• [What this task involves] In the records below, find each line containing the word "circular" and copy it.

--- start Data supplied ---

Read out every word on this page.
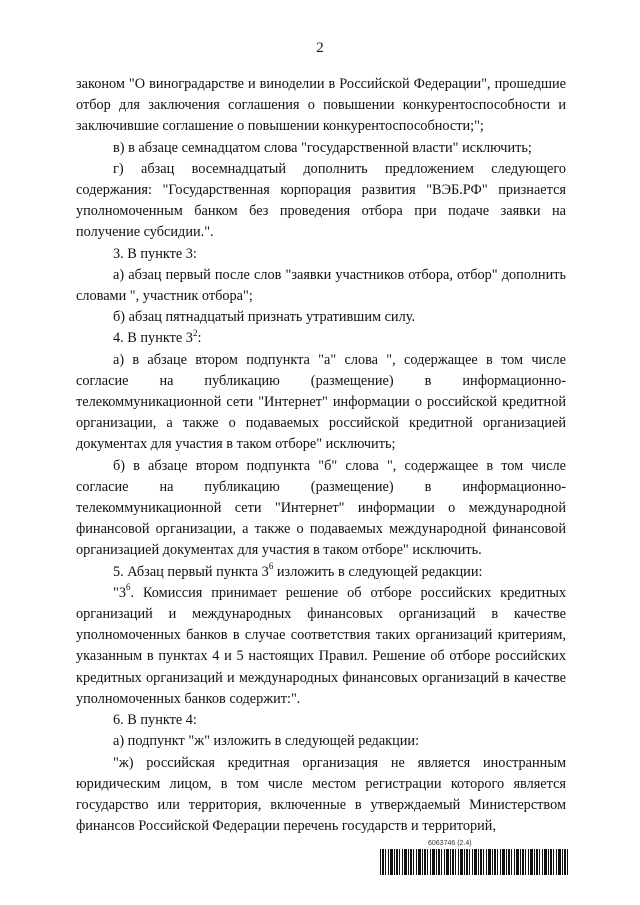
2

законом "О виноградарстве и виноделии в Российской Федерации", прошедшие отбор для заключения соглашения о повышении конкурентоспособности и заключившие соглашение о повышении конкурентоспособности;";

в) в абзаце семнадцатом слова "государственной власти" исключить;

г) абзац восемнадцатый дополнить предложением следующего содержания: "Государственная корпорация развития "ВЭБ.РФ" признается уполномоченным банком без проведения отбора при подаче заявки на получение субсидии.".

3. В пункте 3:

а) абзац первый после слов "заявки участников отбора, отбор" дополнить словами ", участник отбора";

б) абзац пятнадцатый признать утратившим силу.

4. В пункте $3^2$:

а) в абзаце втором подпункта "а" слова ", содержащее в том числе согласие на публикацию (размещение) в информационно-телекоммуникационной сети "Интернет" информации о российской кредитной организации, а также о подаваемых российской кредитной организацией документах для участия в таком отборе" исключить;

б) в абзаце втором подпункта "б" слова ", содержащее в том числе согласие на публикацию (размещение) в информационно-телекоммуникационной сети "Интернет" информации о международной финансовой организации, а также о подаваемых международной финансовой организацией документах для участия в таком отборе" исключить.

5. Абзац первый пункта $3^6$ изложить в следующей редакции:

"$3^6$. Комиссия принимает решение об отборе российских кредитных организаций и международных финансовых организаций в качестве уполномоченных банков в случае соответствия таких организаций критериям, указанным в пунктах 4 и 5 настоящих Правил. Решение об отборе российских кредитных организаций и международных финансовых организаций в качестве уполномоченных банков содержит:".

6. В пункте 4:

а) подпункт "ж" изложить в следующей редакции:

"ж) российская кредитная организация не является иностранным юридическим лицом, в том числе местом регистрации которого является государство или территория, включенные в утверждаемый Министерством финансов Российской Федерации перечень государств и территорий,

6063746 (2.4)
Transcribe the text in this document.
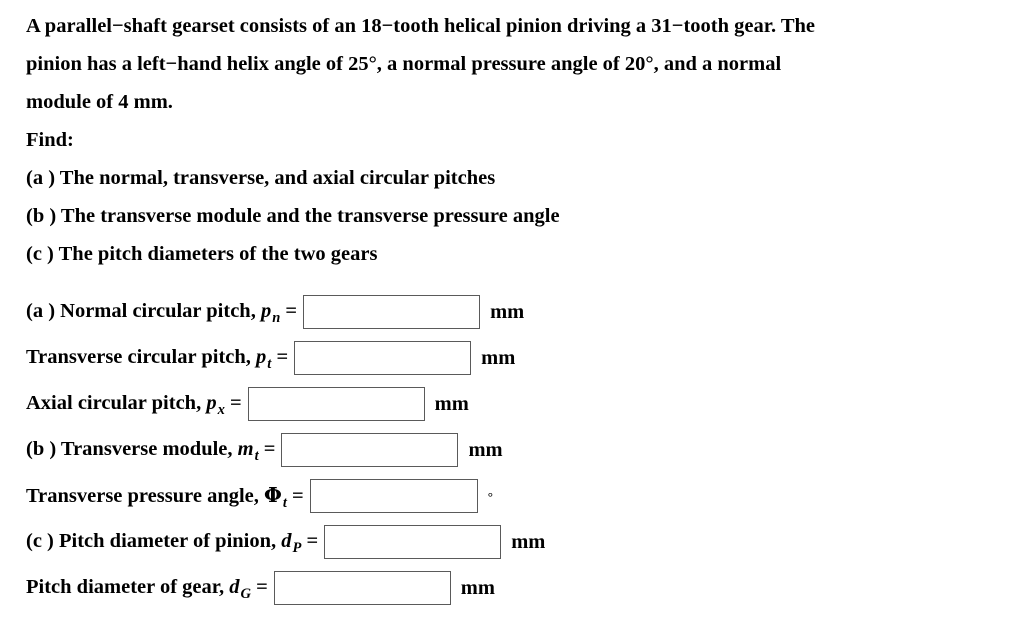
A parallel−shaft gearset consists of an 18−tooth helical pinion driving a 31−tooth gear. The

pinion has a left−hand helix angle of 25°, a normal pressure angle of 20°, and a normal

module of 4 mm.

Find:

(a ) The normal, transverse, and axial circular pitches

(b ) The transverse module and the transverse pressure angle

(c ) The pitch diameters of the two gears

(a ) Normal circular pitch, $p_n$ =	mm
Transverse circular pitch, $p_t$ =	mm
Axial circular pitch, $p_x$ =	mm
(b ) Transverse module, $m_t$ =	mm
Transverse pressure angle, $\Phi_t$ =	°
(c ) Pitch diameter of pinion, $d_P$ =	mm
Pitch diameter of gear, $d_G$ =	mm
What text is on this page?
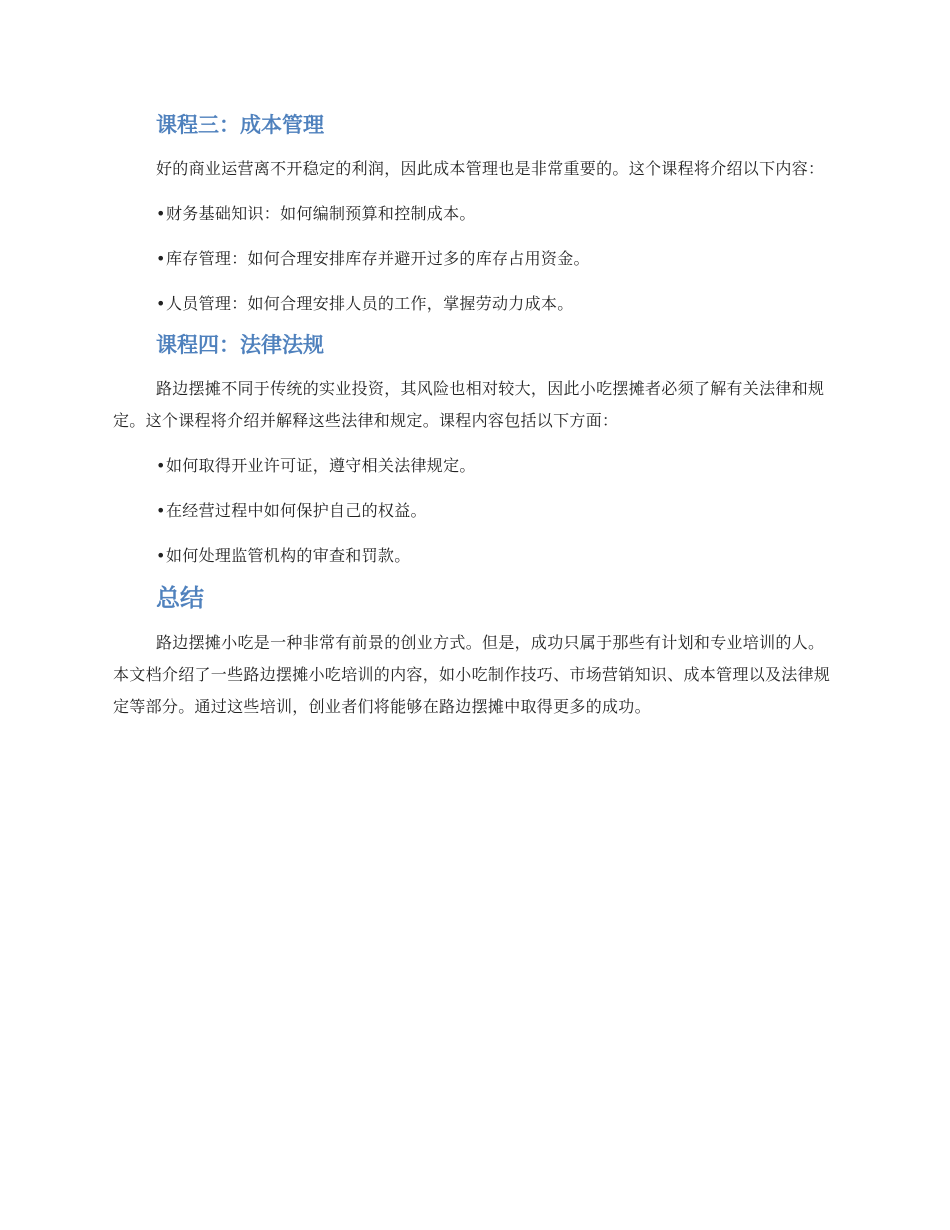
课程三：成本管理

好的商业运营离不开稳定的利润，因此成本管理也是非常重要的。这个课程将介绍以下内容：

•财务基础知识：如何编制预算和控制成本。
•库存管理：如何合理安排库存并避开过多的库存占用资金。
•人员管理：如何合理安排人员的工作，掌握劳动力成本。
课程四：法律法规

路边摆摊不同于传统的实业投资，其风险也相对较大，因此小吃摆摊者必须了解有关法律和规定。这个课程将介绍并解释这些法律和规定。课程内容包括以下方面：

•如何取得开业许可证，遵守相关法律规定。
•在经营过程中如何保护自己的权益。
•如何处理监管机构的审查和罚款。
总结

路边摆摊小吃是一种非常有前景的创业方式。但是，成功只属于那些有计划和专业培训的人。本文档介绍了一些路边摆摊小吃培训的内容，如小吃制作技巧、市场营销知识、成本管理以及法律规定等部分。通过这些培训，创业者们将能够在路边摆摊中取得更多的成功。
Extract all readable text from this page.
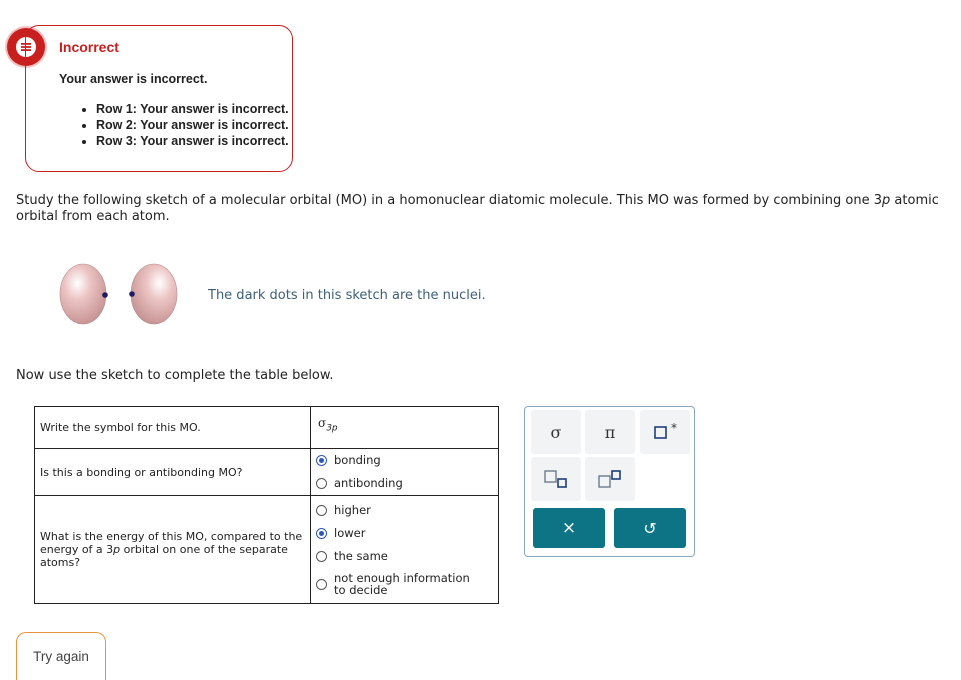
Incorrect
Your answer is incorrect.
• Row 1: Your answer is incorrect.
• Row 2: Your answer is incorrect.
• Row 3: Your answer is incorrect.
Study the following sketch of a molecular orbital (MO) in a homonuclear diatomic molecule. This MO was formed by combining one 3p atomic orbital from each atom.
The dark dots in this sketch are the nuclei.
Now use the sketch to complete the table below.
Write the symbol for this MO.	$\sigma_{3p}$

Is this a bonding or antibonding MO?	bonding
antibonding

What is the energy of this MO, compared to the energy of a 3p orbital on one of the separate atoms?	higher
lower
the same
not enough information to decide
σ	π	*
×	↺
Try again
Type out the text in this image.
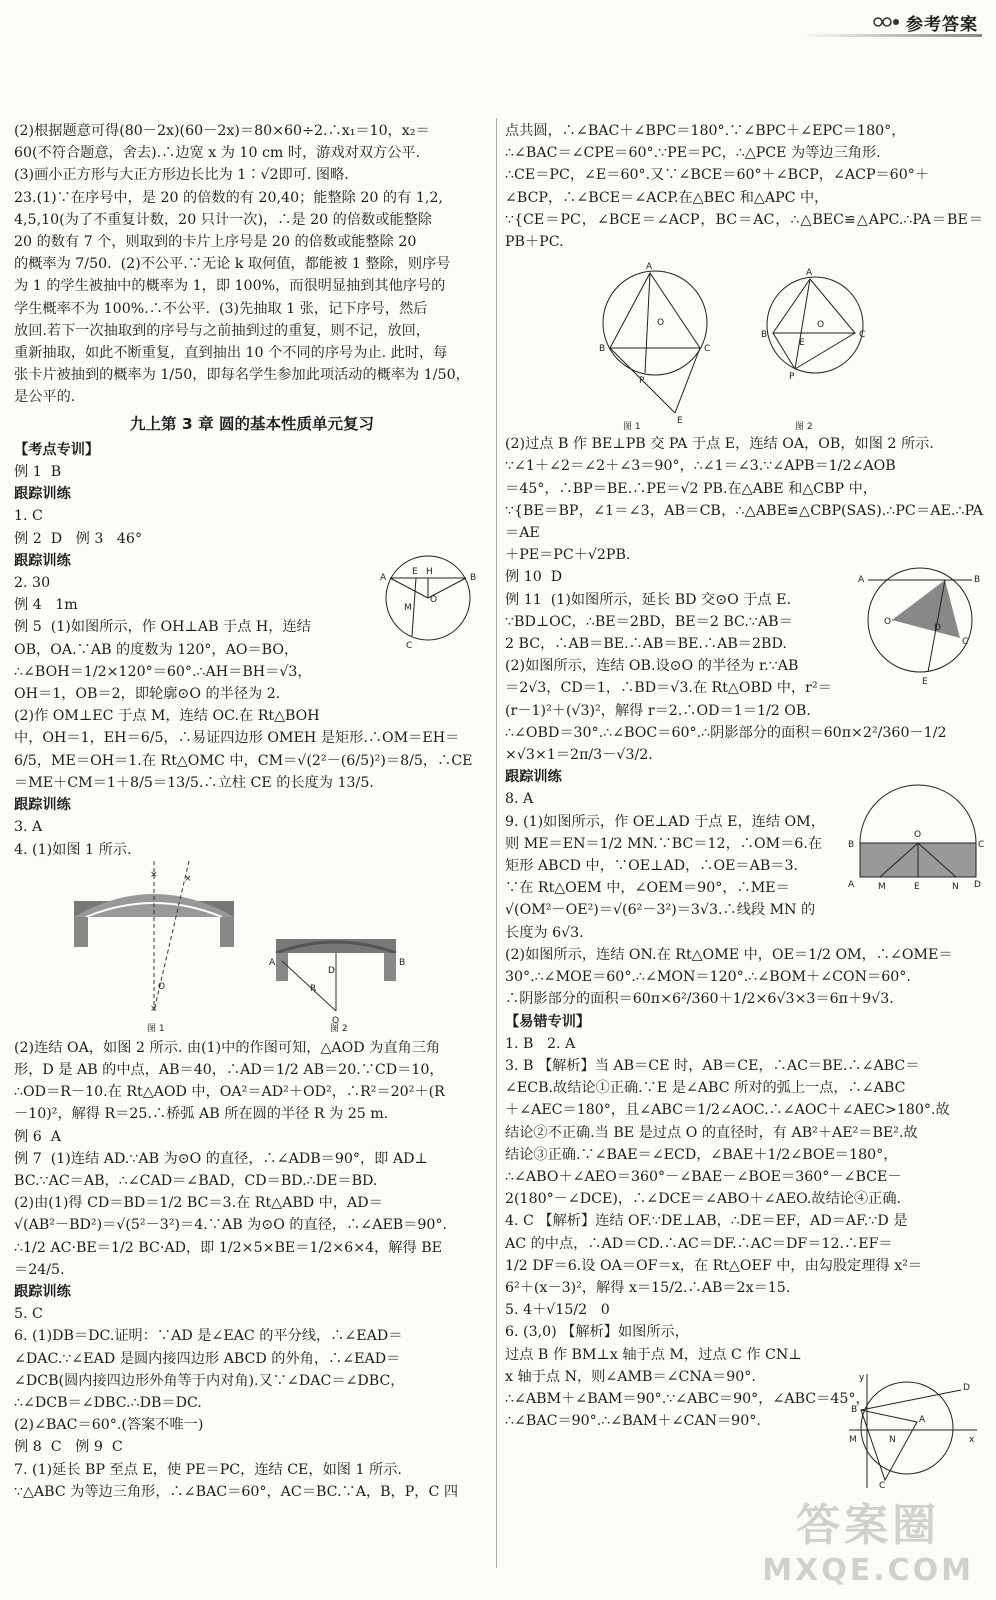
参考答案
(2)根据题意可得(80－2x)(60－2x)＝80×60÷2.∴x₁＝10，x₂＝
60(不符合题意，舍去).∴边宽 x 为 10 cm 时，游戏对双方公平.
(3)画小正方形与大正方形边长比为 1∶√2即可. 图略.
23.(1)∵在序号中，是 20 的倍数的有 20,40；能整除 20 的有 1,2,
4,5,10(为了不重复计数，20 只计一次)，∴是 20 的倍数或能整除
20 的数有 7 个，则取到的卡片上序号是 20 的倍数或能整除 20
的概率为 7/50.  (2)不公平.∵无论 k 取何值，都能被 1 整除，则序号
为 1 的学生被抽中的概率为 1，即 100%，而很明显抽到其他序号的
学生概率不为 100%.∴不公平.  (3)先抽取 1 张，记下序号，然后
放回.若下一次抽取到的序号与之前抽到过的重复，则不记，放回，
重新抽取，如此不断重复，直到抽出 10 个不同的序号为止. 此时，每
张卡片被抽到的概率为 1/50，即每名学生参加此项活动的概率为 1/50，
是公平的.
九上第 3 章 圆的基本性质单元复习
【考点专训】
例 1  B
跟踪训练
1. C
例 2  D   例 3   46°
跟踪训练
2. 30
例 4   1m
例 5  (1)如图所示，作 OH⊥AB 于点 H，连结
OB，OA.∵AB 的度数为 120°，AO＝BO，
∴∠BOH＝1/2×120°＝60°.∴AH＝BH＝√3，
OH＝1，OB＝2，即轮廓⊙O 的半径为 2.
(2)作 OM⊥EC 于点 M，连结 OC.在 Rt△BOH
中，OH＝1，EH＝6/5，∴易证四边形 OMEH 是矩形.∴OM＝EH＝
6/5，ME＝OH＝1.在 Rt△OMC 中，CM＝√(2²－(6/5)²)＝8/5，∴CE
＝ME＋CM＝1＋8/5＝13/5.∴立柱 CE 的长度为 13/5.
跟踪训练
3. A
4. (1)如图 1 所示.
O
×
×
×
A	B
D
R
O
图 1	图 2
(2)连结 OA，如图 2 所示. 由(1)中的作图可知，△AOD 为直角三角
形，D 是 AB 的中点，AB＝40，∴AD＝1/2 AB＝20.∵CD＝10，
∴OD＝R－10.在 Rt△AOD 中，OA²＝AD²＋OD²，∴R²＝20²＋(R
－10)²，解得 R＝25.∴桥弧 AB 所在圆的半径 R 为 25 m.
例 6  A
例 7  (1)连结 AD.∵AB 为⊙O 的直径，∴∠ADB＝90°，即 AD⊥
BC.∵AC＝AB，∴∠CAD＝∠BAD，CD＝BD.∴DE＝BD.
(2)由(1)得 CD＝BD＝1/2 BC＝3.在 Rt△ABD 中，AD＝
√(AB²－BD²)＝√(5²－3²)＝4.∵AB 为⊙O 的直径，∴∠AEB＝90°.
∴1/2 AC·BE＝1/2 BC·AD，即 1/2×5×BE＝1/2×6×4，解得 BE
＝24/5.
跟踪训练
5. C
6. (1)DB＝DC.证明：∵AD 是∠EAC 的平分线，∴∠EAD＝
∠DAC.∵∠EAD 是圆内接四边形 ABCD 的外角，∴∠EAD＝
∠DCB(圆内接四边形外角等于内对角).又∵∠DAC＝∠DBC，
∴∠DCB＝∠DBC.∴DB＝DC.
(2)∠BAC＝60°.(答案不唯一)
例 8  C   例 9  C
7. (1)延长 BP 至点 E，使 PE＝PC，连结 CE，如图 1 所示.
∵△ABC 为等边三角形，∴∠BAC＝60°，AC＝BC.∵A，B，P，C 四
A	B
E H
O
C
M
点共圆，∴∠BAC＋∠BPC＝180°.∵∠BPC＋∠EPC＝180°，
∴∠BAC＝∠CPE＝60°.∵PE＝PC，∴△PCE 为等边三角形.
∴CE＝PC，∠E＝60°.又∵∠BCE＝60°＋∠BCP，∠ACP＝60°＋
∠BCP，∴∠BCE＝∠ACP.在△BEC 和△APC 中，
∵{CE＝PC，∠BCE＝∠ACP，BC＝AC，∴△BEC≌△APC.∴PA＝BE＝PB＋PC.
A
B	C
P
E
O
A
B	C
P
O
E
图 1	图 2
(2)过点 B 作 BE⊥PB 交 PA 于点 E，连结 OA，OB，如图 2 所示.
∵∠1＋∠2＝∠2＋∠3＝90°，∴∠1＝∠3.∵∠APB＝1/2∠AOB
＝45°，∴BP＝BE.∴PE＝√2 PB.在△ABE 和△CBP 中，
∵{BE＝BP，∠1＝∠3，AB＝CB，∴△ABE≌△CBP(SAS).∴PC＝AE.∴PA＝AE
＋PE＝PC＋√2PB.
例 10  D
例 11  (1)如图所示，延长 BD 交⊙O 于点 E.
∵BD⊥OC，∴BE＝2BD，BE＝2 BC.∵AB＝
2 BC，∴AB＝BE.∴AB＝BE.∴AB＝2BD.
(2)如图所示，连结 OB.设⊙O 的半径为 r.∵AB
＝2√3，CD＝1，∴BD＝√3.在 Rt△OBD 中，r²＝
(r－1)²＋(√3)²，解得 r＝2.∴OD＝1＝1/2 OB.
∴∠OBD＝30°.∴∠BOC＝60°.∴阴影部分的面积＝60π×2²/360－1/2
×√3×1＝2π/3－√3/2.
跟踪训练
8. A
9. (1)如图所示，作 OE⊥AD 于点 E，连结 OM，
则 ME＝EN＝1/2 MN.∵BC＝12，∴OM＝6.在
矩形 ABCD 中，∵OE⊥AD，∴OE＝AB＝3.
∵在 Rt△OEM 中，∠OEM＝90°，∴ME＝
√(OM²－OE²)＝√(6²－3²)＝3√3.∴线段 MN 的
长度为 6√3.
(2)如图所示，连结 ON.在 Rt△OME 中，OE＝1/2 OM，∴∠OME＝
30°.∴∠MOE＝60°.∴∠MON＝120°.∴∠BOM＋∠CON＝60°.
∴阴影部分的面积＝60π×6²/360＋1/2×6√3×3＝6π＋9√3.
【易错专训】
1. B   2. A
3. B 【解析】当 AB＝CE 时，AB＝CE，∴AC＝BE.∴∠ABC＝
∠ECB.故结论①正确.∵E 是∠ABC 所对的弧上一点，∴∠ABC
＋∠AEC＝180°，且∠ABC＝1/2∠AOC.∴∠AOC＋∠AEC>180°.故
结论②不正确.当 BE 是过点 O 的直径时，有 AB²＋AE²＝BE².故
结论③正确.∵∠BAE＝∠ECD，∠BAE＋1/2∠BOE＝180°，
∴∠ABO＋∠AEO＝360°－∠BAE－∠BOE＝360°－∠BCE－
2(180°－∠DCE)，∴∠DCE＝∠ABO＋∠AEO.故结论④正确.
4. C 【解析】连结 OF.∵DE⊥AB，∴DE＝EF，AD＝AF.∵D 是
AC 的中点，∴AD＝CD.∴AC＝DF.∴AC＝DF＝12.∴EF＝
1/2 DF＝6.设 OA＝OF＝x，在 Rt△OEF 中，由勾股定理得 x²＝
6²＋(x－3)²，解得 x＝15/2.∴AB＝2x＝15.
5. 4＋√15/2   0
6. (3,0) 【解析】如图所示，
过点 B 作 BM⊥x 轴于点 M，过点 C 作 CN⊥
x 轴于点 N，则∠AMB＝∠CNA＝90°.
∴∠ABM＋∠BAM＝90°.∵∠ABC＝90°，∠ABC＝45°，
∴∠BAC＝90°.∴∠BAM＋∠CAN＝90°.
A	B
O
C
D
E
B
O
C
A	M	E	N D
B
A
C
D
x
y
M	N
答案圈
MXQE.COM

--- end Data supplied ---

• [Response]
(a ) The normal, transverse, and axial circular pitches
(a ) Normal circular pitch, $p_n$ =	mm
Transverse circular pitch, $p_t$ =	mm
Axial circular pitch, $p_x$ =	mm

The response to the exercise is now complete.